Stored data
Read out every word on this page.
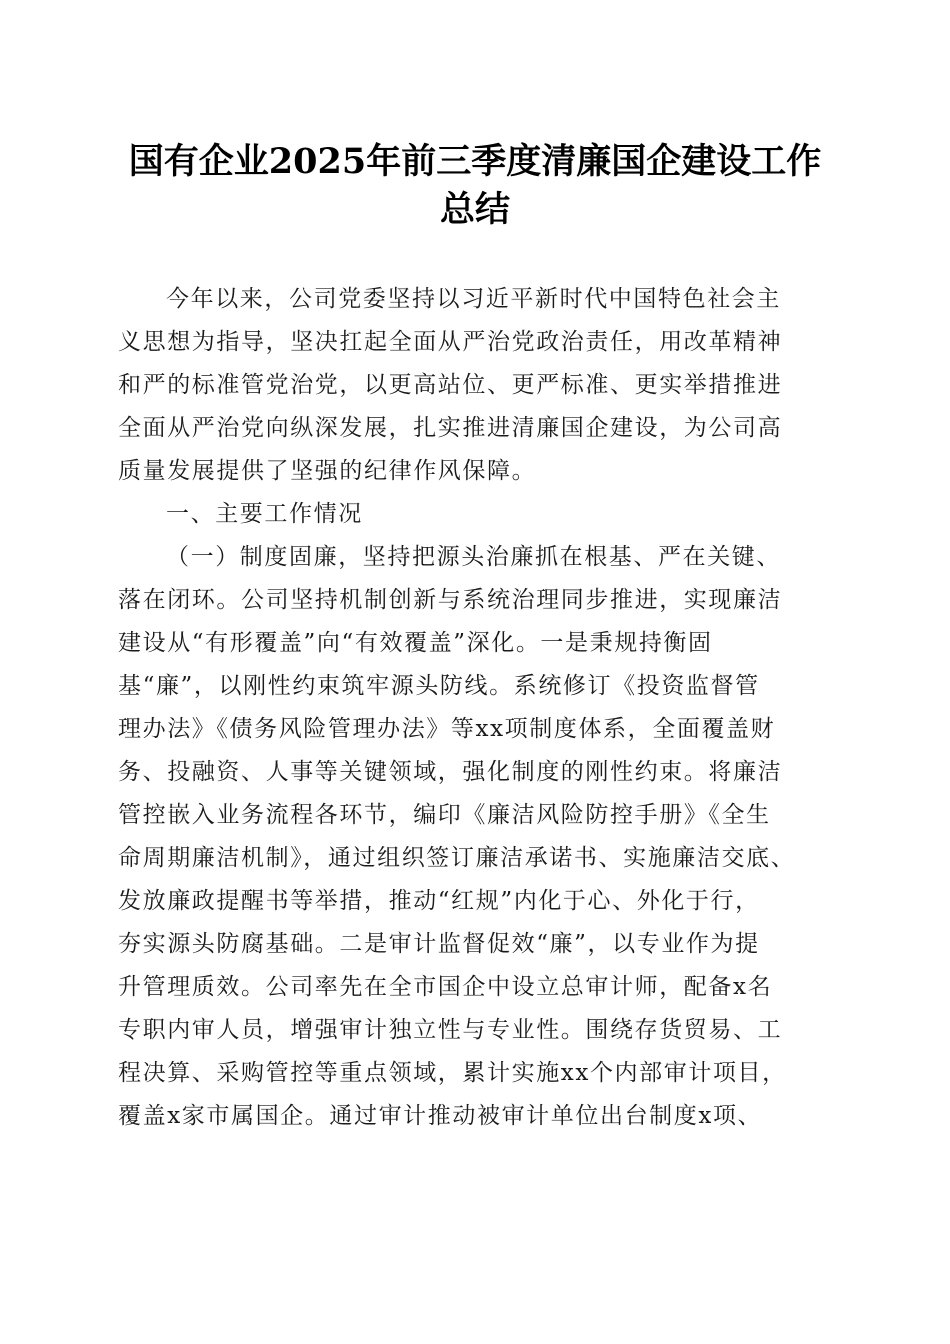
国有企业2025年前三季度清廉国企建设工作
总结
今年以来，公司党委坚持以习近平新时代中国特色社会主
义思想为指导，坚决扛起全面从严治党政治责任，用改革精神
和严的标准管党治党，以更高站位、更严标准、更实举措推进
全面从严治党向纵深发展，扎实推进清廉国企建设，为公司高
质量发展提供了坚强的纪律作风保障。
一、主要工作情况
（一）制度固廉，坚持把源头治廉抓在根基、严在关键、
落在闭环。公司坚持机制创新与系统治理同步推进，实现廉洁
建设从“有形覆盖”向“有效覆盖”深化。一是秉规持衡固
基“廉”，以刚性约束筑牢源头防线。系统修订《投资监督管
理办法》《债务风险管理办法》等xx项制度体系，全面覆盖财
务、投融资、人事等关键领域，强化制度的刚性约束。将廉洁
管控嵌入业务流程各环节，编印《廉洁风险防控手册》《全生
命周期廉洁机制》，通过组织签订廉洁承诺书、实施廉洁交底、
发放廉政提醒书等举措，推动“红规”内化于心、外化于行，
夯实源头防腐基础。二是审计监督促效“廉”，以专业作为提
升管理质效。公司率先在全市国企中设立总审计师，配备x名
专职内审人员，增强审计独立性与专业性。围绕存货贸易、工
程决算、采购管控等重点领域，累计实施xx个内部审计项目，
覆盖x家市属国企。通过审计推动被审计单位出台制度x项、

---

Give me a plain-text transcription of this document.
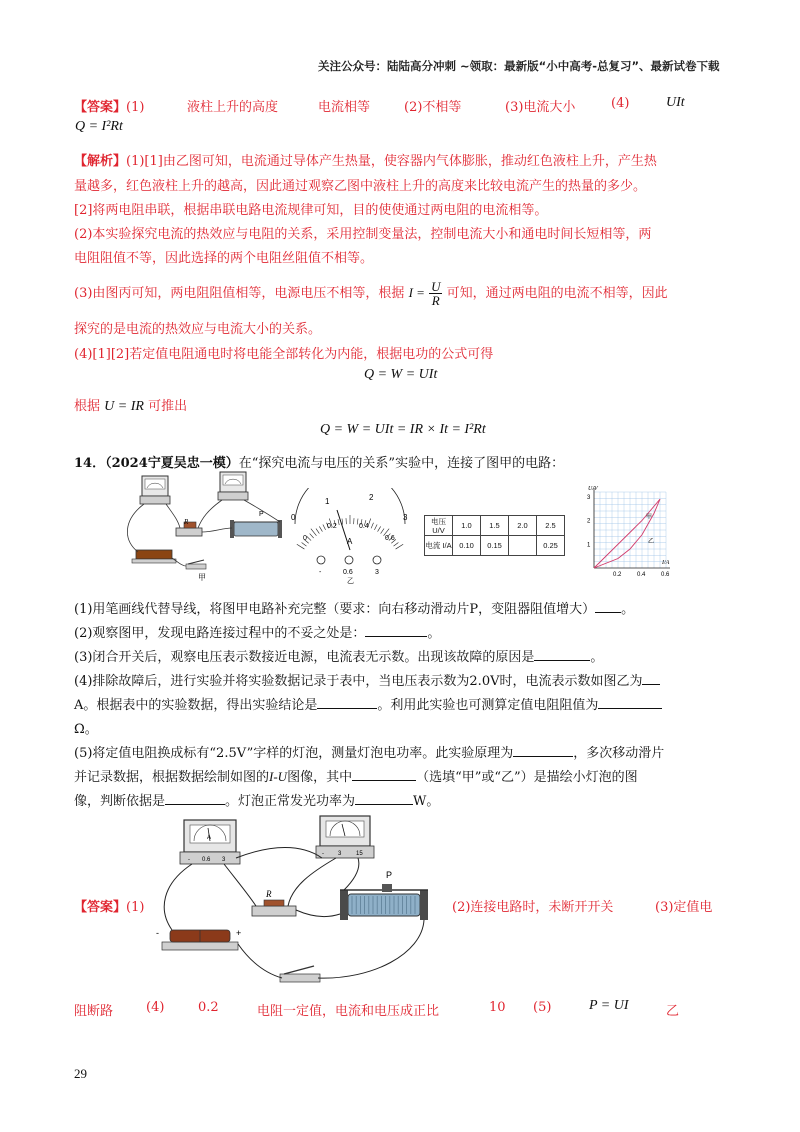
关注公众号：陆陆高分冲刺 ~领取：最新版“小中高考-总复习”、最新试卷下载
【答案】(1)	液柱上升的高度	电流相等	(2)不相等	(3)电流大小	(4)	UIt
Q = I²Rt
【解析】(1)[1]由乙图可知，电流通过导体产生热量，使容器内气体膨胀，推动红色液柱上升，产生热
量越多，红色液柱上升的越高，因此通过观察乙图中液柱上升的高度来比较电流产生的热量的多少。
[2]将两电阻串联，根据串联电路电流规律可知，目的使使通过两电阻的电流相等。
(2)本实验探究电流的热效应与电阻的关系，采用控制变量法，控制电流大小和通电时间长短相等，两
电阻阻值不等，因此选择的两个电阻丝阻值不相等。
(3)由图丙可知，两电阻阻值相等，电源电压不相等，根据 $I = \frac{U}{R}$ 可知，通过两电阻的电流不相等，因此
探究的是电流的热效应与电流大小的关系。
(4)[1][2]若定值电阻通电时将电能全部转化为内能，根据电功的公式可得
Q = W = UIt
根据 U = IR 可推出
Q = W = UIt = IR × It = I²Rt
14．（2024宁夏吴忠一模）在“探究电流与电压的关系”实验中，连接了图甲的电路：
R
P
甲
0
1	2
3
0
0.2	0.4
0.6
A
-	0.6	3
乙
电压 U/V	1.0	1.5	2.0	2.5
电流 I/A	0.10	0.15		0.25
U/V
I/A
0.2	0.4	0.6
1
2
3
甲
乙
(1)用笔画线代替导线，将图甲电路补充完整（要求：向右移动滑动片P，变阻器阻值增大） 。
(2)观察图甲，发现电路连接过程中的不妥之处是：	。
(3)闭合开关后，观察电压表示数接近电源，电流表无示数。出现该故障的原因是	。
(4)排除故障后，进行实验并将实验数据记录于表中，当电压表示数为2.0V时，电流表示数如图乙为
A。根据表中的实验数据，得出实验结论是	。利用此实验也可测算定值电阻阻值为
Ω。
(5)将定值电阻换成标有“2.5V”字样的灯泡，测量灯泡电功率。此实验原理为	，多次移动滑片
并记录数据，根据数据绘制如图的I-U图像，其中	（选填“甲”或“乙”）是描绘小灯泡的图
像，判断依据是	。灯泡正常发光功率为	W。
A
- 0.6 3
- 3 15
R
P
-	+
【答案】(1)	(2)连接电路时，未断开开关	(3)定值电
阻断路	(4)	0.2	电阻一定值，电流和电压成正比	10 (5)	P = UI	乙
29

Set task:
In the entries above, locate every line with the word "this" and copy it.

Expected output:
Read out every word on this page.
Give me a plain-text transcription of this document.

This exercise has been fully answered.